WHAT THE TASK REQUIRES
Give the count of lines holding the string "baile" and nothing else.

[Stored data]
-- begin --

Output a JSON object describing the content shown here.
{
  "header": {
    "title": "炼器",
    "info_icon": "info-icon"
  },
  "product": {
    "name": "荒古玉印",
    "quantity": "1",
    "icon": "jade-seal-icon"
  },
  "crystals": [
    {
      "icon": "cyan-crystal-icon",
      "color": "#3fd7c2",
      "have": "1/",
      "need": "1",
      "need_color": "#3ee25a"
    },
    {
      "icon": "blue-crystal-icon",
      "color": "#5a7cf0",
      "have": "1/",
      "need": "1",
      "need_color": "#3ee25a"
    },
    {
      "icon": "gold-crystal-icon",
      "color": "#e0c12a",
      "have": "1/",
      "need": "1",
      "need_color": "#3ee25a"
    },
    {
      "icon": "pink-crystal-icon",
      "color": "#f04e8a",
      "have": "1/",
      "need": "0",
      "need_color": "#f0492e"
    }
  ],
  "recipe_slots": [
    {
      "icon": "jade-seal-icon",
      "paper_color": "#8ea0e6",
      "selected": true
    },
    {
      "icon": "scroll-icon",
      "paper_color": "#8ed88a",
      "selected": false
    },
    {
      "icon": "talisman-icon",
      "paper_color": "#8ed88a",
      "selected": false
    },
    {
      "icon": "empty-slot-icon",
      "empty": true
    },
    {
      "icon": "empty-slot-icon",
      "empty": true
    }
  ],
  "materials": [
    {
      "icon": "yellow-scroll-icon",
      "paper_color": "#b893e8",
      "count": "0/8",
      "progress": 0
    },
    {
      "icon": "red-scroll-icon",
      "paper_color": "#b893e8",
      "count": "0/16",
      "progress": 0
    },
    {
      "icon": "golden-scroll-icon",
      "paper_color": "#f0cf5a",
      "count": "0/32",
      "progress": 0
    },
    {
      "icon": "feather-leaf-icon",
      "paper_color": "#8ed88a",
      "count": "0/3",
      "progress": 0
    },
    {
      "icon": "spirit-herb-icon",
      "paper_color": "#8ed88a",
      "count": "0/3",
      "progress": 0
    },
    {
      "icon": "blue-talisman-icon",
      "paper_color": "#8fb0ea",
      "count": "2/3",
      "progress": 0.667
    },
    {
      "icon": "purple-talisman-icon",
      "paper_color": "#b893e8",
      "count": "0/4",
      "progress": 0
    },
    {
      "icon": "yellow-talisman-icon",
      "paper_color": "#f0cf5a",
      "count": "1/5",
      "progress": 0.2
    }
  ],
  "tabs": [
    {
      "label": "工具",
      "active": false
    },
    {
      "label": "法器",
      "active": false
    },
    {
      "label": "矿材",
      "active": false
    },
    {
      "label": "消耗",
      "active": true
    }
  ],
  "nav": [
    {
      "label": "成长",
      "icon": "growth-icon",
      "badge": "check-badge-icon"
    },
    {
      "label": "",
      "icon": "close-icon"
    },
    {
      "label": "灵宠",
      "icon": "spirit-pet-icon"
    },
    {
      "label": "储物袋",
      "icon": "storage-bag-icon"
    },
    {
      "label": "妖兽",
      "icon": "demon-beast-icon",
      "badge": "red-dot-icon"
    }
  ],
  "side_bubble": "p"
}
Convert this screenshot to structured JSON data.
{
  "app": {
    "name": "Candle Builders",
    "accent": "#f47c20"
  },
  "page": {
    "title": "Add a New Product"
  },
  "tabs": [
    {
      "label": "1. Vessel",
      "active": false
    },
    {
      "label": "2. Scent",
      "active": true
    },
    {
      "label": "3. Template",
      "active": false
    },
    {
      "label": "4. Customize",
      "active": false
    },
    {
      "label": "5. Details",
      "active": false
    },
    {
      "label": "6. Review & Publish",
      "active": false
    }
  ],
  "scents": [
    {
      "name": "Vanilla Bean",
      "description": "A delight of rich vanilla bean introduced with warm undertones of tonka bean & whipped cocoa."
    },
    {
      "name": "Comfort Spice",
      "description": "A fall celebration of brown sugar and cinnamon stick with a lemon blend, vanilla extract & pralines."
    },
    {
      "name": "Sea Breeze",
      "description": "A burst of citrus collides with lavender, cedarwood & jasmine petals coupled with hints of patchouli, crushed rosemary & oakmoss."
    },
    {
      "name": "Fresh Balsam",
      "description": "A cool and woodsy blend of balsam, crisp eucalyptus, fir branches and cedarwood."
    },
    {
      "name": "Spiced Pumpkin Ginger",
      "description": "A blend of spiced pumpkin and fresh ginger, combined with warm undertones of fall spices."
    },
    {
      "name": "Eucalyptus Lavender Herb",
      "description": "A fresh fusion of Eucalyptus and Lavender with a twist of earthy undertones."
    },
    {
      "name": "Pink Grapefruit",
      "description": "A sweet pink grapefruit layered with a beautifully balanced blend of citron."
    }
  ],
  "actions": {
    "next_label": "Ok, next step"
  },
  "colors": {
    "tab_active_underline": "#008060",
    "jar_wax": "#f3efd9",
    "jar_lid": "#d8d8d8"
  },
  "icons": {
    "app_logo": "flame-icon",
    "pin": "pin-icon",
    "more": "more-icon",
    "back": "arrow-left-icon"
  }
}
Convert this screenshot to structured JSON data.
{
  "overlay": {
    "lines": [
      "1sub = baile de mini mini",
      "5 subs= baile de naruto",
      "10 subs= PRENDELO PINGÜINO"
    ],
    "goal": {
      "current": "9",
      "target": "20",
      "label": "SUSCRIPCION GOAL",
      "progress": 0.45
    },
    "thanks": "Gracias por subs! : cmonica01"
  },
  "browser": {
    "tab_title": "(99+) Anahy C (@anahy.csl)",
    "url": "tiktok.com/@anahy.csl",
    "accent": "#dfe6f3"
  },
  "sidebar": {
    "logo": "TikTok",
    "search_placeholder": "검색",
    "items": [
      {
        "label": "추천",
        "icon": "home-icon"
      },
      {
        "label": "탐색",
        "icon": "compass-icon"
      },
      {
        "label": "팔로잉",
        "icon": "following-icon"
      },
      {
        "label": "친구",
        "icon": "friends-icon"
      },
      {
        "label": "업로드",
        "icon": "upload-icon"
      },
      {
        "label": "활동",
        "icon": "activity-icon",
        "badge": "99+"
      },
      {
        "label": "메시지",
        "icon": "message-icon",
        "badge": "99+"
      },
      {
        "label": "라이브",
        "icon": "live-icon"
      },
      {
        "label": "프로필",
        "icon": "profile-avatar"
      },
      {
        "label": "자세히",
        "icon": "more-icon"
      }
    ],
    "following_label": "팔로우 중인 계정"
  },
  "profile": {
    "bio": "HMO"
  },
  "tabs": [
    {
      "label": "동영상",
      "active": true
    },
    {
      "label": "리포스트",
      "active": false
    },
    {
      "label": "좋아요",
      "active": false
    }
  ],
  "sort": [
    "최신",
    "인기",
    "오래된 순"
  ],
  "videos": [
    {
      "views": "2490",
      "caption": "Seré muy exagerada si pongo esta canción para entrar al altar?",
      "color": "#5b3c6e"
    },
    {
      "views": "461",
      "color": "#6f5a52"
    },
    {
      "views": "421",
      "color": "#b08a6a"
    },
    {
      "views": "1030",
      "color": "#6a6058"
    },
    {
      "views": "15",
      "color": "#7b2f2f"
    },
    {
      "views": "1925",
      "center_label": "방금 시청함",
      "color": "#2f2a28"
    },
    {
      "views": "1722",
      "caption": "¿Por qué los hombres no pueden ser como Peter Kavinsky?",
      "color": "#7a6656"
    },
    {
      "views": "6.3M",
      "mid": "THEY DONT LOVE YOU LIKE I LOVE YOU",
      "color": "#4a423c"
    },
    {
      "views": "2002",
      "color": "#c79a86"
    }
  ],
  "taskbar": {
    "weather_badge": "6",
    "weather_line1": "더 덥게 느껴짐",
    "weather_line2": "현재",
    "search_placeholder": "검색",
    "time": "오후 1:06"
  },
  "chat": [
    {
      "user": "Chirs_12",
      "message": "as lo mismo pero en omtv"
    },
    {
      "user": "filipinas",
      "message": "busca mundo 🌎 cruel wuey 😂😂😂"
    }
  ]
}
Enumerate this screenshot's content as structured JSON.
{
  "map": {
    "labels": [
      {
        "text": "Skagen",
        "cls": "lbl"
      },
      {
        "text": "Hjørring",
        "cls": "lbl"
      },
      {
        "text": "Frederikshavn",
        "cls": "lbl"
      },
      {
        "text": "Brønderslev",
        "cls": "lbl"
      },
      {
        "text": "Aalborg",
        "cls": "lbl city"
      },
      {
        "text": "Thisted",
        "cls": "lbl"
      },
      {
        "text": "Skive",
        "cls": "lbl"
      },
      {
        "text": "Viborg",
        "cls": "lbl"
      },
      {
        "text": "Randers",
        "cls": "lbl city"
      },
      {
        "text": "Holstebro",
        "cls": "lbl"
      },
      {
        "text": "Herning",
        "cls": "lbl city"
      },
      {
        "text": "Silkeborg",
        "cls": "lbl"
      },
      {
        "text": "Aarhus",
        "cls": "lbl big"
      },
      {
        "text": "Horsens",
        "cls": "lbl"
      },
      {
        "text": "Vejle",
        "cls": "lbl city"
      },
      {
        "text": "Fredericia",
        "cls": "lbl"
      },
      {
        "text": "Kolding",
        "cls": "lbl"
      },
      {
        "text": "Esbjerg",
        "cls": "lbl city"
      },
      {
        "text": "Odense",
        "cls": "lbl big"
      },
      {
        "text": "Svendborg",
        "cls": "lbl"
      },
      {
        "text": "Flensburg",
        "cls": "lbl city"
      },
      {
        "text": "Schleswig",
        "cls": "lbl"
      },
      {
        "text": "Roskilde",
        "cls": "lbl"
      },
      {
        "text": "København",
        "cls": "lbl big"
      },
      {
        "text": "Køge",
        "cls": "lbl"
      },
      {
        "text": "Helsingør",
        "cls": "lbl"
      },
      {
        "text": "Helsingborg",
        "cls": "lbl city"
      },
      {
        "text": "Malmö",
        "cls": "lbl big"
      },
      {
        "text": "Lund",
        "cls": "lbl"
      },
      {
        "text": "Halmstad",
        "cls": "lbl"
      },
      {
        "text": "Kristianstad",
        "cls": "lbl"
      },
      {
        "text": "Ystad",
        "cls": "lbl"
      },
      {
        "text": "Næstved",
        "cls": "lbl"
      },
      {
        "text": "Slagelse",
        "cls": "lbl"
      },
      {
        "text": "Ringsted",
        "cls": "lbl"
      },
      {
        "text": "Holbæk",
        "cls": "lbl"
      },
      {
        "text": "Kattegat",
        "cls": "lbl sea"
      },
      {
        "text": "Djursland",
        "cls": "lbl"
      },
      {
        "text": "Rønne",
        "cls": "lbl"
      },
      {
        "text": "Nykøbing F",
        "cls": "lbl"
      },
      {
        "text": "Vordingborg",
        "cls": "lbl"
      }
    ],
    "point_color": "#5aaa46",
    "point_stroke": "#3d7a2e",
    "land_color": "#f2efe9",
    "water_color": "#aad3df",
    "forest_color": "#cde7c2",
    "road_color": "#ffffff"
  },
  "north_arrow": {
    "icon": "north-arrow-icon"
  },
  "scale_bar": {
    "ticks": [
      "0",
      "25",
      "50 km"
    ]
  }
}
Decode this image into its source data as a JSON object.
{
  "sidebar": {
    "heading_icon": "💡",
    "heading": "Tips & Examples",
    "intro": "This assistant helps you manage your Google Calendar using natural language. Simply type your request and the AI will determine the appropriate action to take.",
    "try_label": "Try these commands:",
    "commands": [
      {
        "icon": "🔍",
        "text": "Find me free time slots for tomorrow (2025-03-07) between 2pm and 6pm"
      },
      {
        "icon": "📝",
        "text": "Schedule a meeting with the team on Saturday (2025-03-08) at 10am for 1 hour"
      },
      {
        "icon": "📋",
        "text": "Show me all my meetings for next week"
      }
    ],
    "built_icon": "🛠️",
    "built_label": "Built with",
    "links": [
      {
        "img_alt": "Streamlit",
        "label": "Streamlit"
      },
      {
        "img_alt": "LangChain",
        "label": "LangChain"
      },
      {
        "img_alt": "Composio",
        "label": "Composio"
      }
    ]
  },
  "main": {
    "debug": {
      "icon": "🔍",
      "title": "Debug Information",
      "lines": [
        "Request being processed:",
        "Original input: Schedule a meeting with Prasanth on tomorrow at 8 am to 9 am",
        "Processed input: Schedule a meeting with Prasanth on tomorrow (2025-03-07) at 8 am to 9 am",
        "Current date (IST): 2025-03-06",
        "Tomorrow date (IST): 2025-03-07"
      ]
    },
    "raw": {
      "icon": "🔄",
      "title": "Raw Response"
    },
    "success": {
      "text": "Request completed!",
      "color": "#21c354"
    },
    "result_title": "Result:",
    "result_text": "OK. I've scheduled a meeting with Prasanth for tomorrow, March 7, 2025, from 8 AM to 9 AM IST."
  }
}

-- end --

RESPONSE TO THIS EXERCISE
2